The localization saga continues...

So I'm trying to support collation of chinese text in my iPhone app, and after talking to a native chinese speaker, I think I understand how the chinese do it...

Lets say you had the string 巴拉克·奥巴马 and you wanted to figure out which section of the chinese phonebook to put it in (in this example I'm ignoring firstname/lastname and just using the first character of the string)...

First you transliterate it into pinyin, which gives you "balake aobama" Then you collate based on the first character of that string: "b"

So the question is, how can I go from 巴拉克·奥巴马 to balake aobama using the iPhone SDK? It looks like the ICU library, which ships on the phone, can do this kind of transliteration, but I'm not sure if I can use it easily from my code, and even if I can, I don't know if the transliteration stuff is included in the build of ICU that comes on the phone.

If ICU is a no-go, does anyone have any better ideas?

+1  A: 

You pretty well must do it with a lookup table. Remember that each hanzi character has (at least) one reading, but the connection between the character and the way it's sounded is irregular, and sometimes arbitrary.

Charlie Martin
Can you point me any references I can use to make this lookup table? I'm pretty new to this pinyin stuff...
Mike Akers
well, to some extent that's a chinese dictionary. Have a look at CEDICT: http://www.mdbg.net/chindict/chindict.php?page=cedict
Charlie Martin
A: 

Pardon my ignorance, but doesn't -localizedCompare: or -compare:options:range:locale: between two NSStrings do this collation ordering work for you?

Ashley Clark
-localizedCompare isn't doing the Right Thing here. I'll check out -compare:options:range:locale:
Mike Akers
A: 

In recent versions of the iPhone SDK (3.0 and later,) the UILocalizedIndexedCollation class can do collation for chinese and all other languages supported on iPhone.

* [DATASET EXTRACT]:
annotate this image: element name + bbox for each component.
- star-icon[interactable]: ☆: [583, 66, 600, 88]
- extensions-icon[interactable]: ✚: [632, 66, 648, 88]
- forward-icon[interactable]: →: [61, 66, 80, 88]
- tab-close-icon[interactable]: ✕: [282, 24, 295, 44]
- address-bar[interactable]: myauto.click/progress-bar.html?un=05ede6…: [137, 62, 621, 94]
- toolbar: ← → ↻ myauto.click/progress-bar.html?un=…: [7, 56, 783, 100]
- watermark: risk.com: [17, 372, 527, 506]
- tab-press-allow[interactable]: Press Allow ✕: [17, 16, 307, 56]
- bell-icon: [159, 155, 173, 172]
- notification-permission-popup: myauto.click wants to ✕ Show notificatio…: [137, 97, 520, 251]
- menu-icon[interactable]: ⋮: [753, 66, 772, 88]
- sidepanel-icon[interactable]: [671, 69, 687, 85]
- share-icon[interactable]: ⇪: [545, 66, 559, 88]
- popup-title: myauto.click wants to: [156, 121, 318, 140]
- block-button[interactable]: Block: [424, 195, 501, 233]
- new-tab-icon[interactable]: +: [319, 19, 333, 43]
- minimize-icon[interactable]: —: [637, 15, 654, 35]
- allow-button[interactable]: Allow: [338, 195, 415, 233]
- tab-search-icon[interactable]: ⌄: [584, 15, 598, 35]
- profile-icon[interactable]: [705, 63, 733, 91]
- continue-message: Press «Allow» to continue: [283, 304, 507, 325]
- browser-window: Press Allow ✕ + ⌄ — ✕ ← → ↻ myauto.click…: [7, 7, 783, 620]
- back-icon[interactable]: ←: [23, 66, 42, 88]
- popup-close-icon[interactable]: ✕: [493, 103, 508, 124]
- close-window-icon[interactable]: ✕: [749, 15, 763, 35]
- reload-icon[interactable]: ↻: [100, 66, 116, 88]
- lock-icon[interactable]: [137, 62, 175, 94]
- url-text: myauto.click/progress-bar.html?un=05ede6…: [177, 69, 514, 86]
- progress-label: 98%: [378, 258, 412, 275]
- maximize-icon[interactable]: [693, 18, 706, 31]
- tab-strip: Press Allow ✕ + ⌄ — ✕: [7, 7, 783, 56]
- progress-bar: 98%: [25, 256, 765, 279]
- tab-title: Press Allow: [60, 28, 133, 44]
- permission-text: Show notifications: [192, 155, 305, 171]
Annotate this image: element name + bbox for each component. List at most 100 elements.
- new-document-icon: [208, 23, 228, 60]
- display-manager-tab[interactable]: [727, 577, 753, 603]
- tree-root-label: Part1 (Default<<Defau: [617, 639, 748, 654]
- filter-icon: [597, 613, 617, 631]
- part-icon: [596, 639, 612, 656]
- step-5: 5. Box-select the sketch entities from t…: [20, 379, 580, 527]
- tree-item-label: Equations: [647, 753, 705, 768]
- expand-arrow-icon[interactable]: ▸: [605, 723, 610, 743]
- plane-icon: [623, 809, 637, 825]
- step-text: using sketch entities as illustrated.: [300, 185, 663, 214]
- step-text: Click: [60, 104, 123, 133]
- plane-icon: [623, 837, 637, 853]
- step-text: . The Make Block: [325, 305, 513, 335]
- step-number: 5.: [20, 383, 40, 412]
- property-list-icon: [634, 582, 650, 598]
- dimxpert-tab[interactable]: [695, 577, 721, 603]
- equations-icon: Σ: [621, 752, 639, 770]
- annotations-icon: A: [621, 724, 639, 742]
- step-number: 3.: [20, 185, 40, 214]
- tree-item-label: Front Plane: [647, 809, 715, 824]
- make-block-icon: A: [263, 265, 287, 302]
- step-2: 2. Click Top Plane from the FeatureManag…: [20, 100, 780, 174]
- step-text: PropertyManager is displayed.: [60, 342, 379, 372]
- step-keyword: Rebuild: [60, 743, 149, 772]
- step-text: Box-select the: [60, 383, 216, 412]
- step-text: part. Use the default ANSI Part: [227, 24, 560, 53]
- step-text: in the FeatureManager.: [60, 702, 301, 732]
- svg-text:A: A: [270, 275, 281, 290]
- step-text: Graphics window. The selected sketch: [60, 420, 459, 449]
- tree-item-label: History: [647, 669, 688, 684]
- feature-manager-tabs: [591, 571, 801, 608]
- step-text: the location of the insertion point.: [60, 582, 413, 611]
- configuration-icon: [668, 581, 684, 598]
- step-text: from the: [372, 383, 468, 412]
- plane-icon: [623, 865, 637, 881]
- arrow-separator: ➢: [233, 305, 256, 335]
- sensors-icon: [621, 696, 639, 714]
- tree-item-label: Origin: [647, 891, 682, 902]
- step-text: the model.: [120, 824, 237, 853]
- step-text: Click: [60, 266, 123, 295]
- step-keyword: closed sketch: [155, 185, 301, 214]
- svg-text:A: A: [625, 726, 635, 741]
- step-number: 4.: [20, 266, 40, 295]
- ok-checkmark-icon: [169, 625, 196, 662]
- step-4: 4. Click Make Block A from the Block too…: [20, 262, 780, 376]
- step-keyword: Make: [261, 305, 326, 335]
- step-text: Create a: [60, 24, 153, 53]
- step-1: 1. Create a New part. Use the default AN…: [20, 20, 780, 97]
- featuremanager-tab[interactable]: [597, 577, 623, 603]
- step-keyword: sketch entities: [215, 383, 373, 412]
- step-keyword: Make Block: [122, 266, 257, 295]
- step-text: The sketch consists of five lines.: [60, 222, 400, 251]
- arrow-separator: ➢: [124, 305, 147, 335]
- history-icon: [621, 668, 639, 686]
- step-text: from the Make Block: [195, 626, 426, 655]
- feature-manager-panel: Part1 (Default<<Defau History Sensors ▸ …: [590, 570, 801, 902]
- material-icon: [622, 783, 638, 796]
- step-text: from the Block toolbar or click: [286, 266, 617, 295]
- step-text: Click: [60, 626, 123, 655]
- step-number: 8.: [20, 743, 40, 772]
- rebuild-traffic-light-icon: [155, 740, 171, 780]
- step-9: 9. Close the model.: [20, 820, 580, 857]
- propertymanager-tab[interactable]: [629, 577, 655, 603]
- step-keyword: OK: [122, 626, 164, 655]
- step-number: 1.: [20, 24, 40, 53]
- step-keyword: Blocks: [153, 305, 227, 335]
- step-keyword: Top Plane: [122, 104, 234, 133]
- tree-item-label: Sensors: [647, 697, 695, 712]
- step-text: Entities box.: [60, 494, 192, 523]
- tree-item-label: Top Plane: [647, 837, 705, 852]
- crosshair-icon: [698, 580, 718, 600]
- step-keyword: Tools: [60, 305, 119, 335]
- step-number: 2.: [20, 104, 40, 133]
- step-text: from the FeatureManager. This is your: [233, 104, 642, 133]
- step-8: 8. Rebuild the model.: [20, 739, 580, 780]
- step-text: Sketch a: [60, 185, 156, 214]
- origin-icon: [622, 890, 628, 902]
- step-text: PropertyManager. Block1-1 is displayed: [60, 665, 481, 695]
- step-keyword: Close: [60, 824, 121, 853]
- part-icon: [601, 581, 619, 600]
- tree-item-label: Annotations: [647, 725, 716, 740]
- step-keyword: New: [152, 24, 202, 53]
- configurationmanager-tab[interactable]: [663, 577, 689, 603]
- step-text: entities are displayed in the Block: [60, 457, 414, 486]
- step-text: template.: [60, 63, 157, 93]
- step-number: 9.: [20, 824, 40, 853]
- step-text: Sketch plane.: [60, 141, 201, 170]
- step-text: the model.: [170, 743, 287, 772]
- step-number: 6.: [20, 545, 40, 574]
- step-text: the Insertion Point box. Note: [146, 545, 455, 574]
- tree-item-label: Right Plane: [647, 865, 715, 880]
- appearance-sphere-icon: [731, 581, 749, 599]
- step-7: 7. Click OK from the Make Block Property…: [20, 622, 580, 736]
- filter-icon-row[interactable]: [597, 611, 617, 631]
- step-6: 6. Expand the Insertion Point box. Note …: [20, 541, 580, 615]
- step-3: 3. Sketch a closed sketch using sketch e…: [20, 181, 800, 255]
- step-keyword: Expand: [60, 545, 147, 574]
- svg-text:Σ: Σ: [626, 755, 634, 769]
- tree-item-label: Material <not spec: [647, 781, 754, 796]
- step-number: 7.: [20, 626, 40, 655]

* [EXERCISE AIM]:
Reproduce the part of the discussion on collating Chinese text on the iPhone starting at "The localization saga" and ending at "chinese do it...". The data are not needed here.

* [TASK OUTPUT]:
The localization saga continues...

So I'm trying to support collation of chinese text in my iPhone app, and after talking to a native chinese speaker, I think I understand how the chinese do it...